Fragmento de lectura:
Uno
tiene la suerte, muy de vez en cuando, de encontrarse con un gran poeta como
Javier Velaza. Ajustado a la forma, rebosante de hexámetros y de Virgilio, su
poesía es una introspección en el hombre, en ese ser doliente e inconsolable.
Sus versos conllevan ese dolor y esa alegría, ese sufrimiento y ese gozo que es
el mundo. Sí, cari amici, dolor y sufrimiento porque la muerte es el final del
camino, de todos los caminos porque, como en la leyenda oriental, siempre nos
espera en Samarcanda. Pero también hay gozo en la poesía de Velaza porque la
vida también es alegría y gozo por la belleza que, en ocasiones, duele tanto
como la muerte. ¿Merece la pena tanto dolor para conseguir la belleza que, a
veces, se oculta en las mismas entrañas de la vida? Es el precio que hay que
pagar como bien decía el maestro Jiménez Lozano desde ese Alcazarén huérfano
tras su muerte. Con la vida se paga la belleza. No protestes: son las reglas
del juego en el que alguien, sin preguntarnos, nos introdujo.

Material de consulta:

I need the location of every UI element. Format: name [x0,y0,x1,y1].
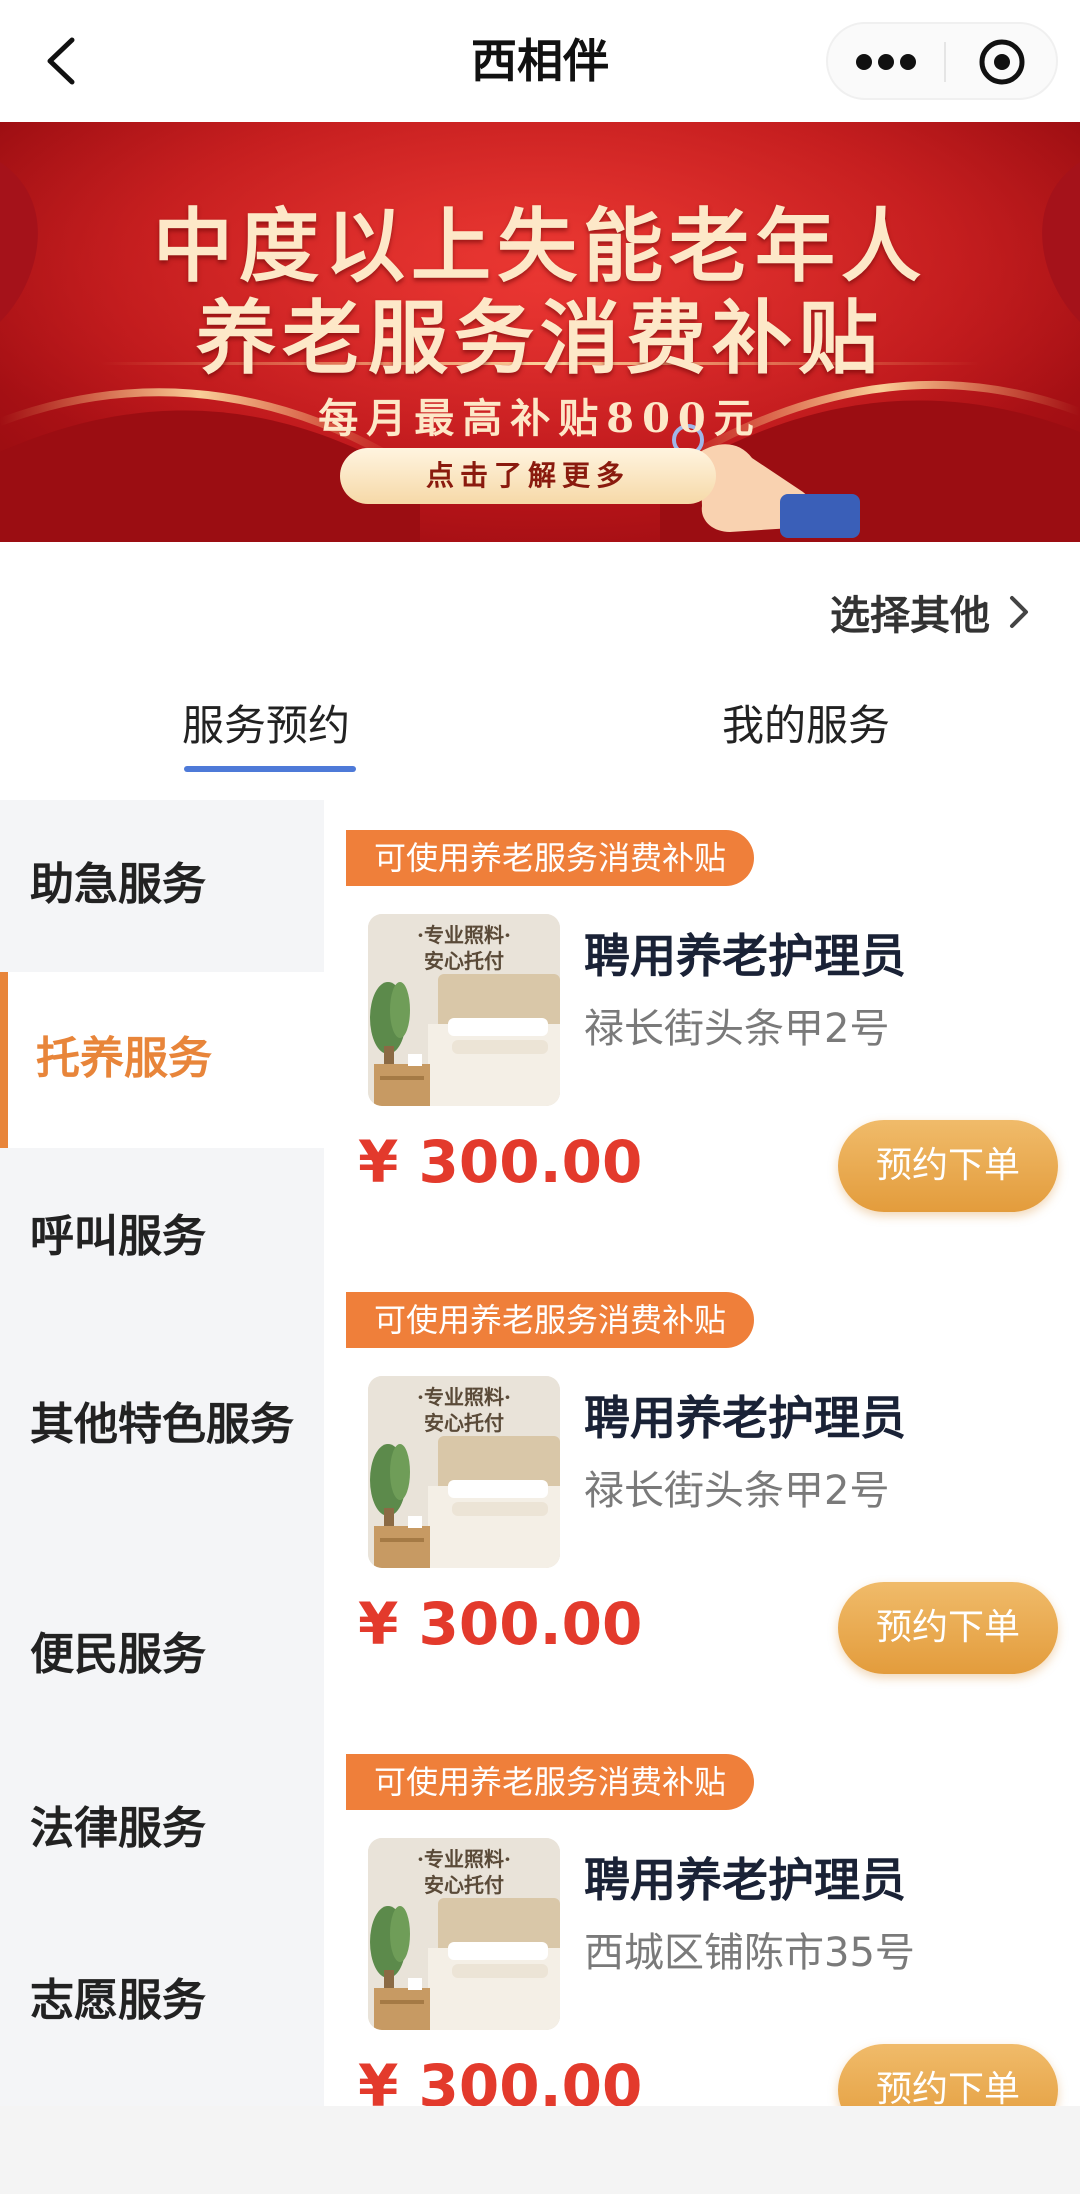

Qué se pide:
1. Según el fragmento sobre Javier Velaza, ¿en qué lugar nos espera siempre la muerte, como en la leyenda oriental?
2. Indica si cada una de estas afirmaciones coincide con el fragmento sobre Javier Velaza, y cita las palabras de ese fragmento que lo deciden: (a) La poesía de Velaza rebosa de hexámetros y de Virgilio. (b) En la poesía de Velaza no hay gozo. (c) El maestro Jiménez Lozano hablaba desde Alcazarén.
3. Reproduce literalmente el pasaje del fragmento sobre Javier Velaza que va de "Sus versos conllevan" a "preguntarnos, nos introdujo.".
Responde basándote únicamente en el fragmento sobre Javier Velaza, sin recurrir al listado.

Respuestas:
1. En Samarcanda.

2.
(a) Sí: "rebosante de hexámetros y de Virgilio".
(b) No: "Pero también hay gozo en la poesía de Velaza".
(c) Sí: "como bien decía el maestro Jiménez Lozano desde ese Alcazarén".

3.
Sus versos conllevan ese dolor y esa alegría, ese sufrimiento y ese gozo que es
el mundo. Sí, cari amici, dolor y sufrimiento porque la muerte es el final del
camino, de todos los caminos porque, como en la leyenda oriental, siempre nos
espera en Samarcanda. Pero también hay gozo en la poesía de Velaza porque la
vida también es alegría y gozo por la belleza que, en ocasiones, duele tanto
como la muerte. ¿Merece la pena tanto dolor para conseguir la belleza que, a
veces, se oculta en las mismas entrañas de la vida? Es el precio que hay que
pagar como bien decía el maestro Jiménez Lozano desde ese Alcazarén huérfano
tras su muerte. Con la vida se paga la belleza. No protestes: son las reglas
del juego en el que alguien, sin preguntarnos, nos introdujo.